#### Data rows
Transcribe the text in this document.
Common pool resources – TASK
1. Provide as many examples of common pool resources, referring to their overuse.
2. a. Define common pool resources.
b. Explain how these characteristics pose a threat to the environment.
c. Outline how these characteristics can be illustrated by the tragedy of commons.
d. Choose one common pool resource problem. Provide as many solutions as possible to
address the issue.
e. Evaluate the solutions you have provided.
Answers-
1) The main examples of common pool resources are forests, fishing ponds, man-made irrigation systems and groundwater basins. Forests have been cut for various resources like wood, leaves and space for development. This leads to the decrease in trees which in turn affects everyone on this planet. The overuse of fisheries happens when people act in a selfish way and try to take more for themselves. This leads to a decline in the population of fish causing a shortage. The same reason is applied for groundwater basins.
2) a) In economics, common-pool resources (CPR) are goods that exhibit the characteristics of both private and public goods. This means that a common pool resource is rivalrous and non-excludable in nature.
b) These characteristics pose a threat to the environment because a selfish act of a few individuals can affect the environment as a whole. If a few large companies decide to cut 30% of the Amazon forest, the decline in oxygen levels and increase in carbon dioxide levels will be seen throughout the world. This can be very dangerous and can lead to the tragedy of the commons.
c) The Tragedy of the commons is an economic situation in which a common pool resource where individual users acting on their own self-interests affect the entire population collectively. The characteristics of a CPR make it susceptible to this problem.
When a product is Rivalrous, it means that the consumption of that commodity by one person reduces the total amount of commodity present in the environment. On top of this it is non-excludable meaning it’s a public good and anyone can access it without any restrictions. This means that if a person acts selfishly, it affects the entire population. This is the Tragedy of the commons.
########
▶ _Set task_
Exactly reproduce every line of the records.

▶ _Full response_
Transcribe the text in this document.
Common pool resources – TASK
1. Provide as many examples of common pool resources, referring to their overuse.
2. a. Define common pool resources.
b. Explain how these characteristics pose a threat to the environment.
c. Outline how these characteristics can be illustrated by the tragedy of commons.
d. Choose one common pool resource problem. Provide as many solutions as possible to
address the issue.
e. Evaluate the solutions you have provided.
Answers-
1) The main examples of common pool resources are forests, fishing ponds, man-made irrigation systems and groundwater basins. Forests have been cut for various resources like wood, leaves and space for development. This leads to the decrease in trees which in turn affects everyone on this planet. The overuse of fisheries happens when people act in a selfish way and try to take more for themselves. This leads to a decline in the population of fish causing a shortage. The same reason is applied for groundwater basins.
2) a) In economics, common-pool resources (CPR) are goods that exhibit the characteristics of both private and public goods. This means that a common pool resource is rivalrous and non-excludable in nature.
b) These characteristics pose a threat to the environment because a selfish act of a few individuals can affect the environment as a whole. If a few large companies decide to cut 30% of the Amazon forest, the decline in oxygen levels and increase in carbon dioxide levels will be seen throughout the world. This can be very dangerous and can lead to the tragedy of the commons.
c) The Tragedy of the commons is an economic situation in which a common pool resource where individual users acting on their own self-interests affect the entire population collectively. The characteristics of a CPR make it susceptible to this problem.
When a product is Rivalrous, it means that the consumption of that commodity by one person reduces the total amount of commodity present in the environment. On top of this it is non-excludable meaning it’s a public good and anyone can access it without any restrictions. This means that if a person acts selfishly, it affects the entire population. This is the Tragedy of the commons.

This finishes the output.